--- TASK DIRECTIONS ---
Show every line below where "aprender" can be found.

-- START --

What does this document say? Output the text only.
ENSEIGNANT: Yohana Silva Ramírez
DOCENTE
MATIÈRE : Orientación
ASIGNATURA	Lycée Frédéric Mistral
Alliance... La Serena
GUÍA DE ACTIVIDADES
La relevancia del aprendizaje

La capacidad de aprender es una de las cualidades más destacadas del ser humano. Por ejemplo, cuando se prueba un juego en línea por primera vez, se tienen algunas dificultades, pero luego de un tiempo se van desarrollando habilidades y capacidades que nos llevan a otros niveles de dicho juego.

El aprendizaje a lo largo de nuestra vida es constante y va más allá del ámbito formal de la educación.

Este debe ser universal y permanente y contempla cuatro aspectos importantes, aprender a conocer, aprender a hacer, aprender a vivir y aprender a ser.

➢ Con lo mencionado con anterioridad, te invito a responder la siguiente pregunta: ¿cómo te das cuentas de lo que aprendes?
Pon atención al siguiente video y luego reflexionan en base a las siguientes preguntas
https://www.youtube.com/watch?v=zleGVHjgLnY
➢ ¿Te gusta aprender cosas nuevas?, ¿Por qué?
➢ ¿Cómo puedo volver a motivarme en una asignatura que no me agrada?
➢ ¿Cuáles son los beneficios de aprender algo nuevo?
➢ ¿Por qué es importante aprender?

-- END --

--- FINISHED ANSWER ---
La capacidad de aprender es una de las cualidades más destacadas del ser humano. Por ejemplo, cuando se prueba un juego en línea por primera vez, se tienen algunas dificultades, pero luego de un tiempo se van desarrollando habilidades y capacidades que nos llevan a otros niveles de dicho juego.
Este debe ser universal y permanente y contempla cuatro aspectos importantes, aprender a conocer, aprender a hacer, aprender a vivir y aprender a ser.
➢ ¿Te gusta aprender cosas nuevas?, ¿Por qué?
➢ ¿Cuáles son los beneficios de aprender algo nuevo?
➢ ¿Por qué es importante aprender?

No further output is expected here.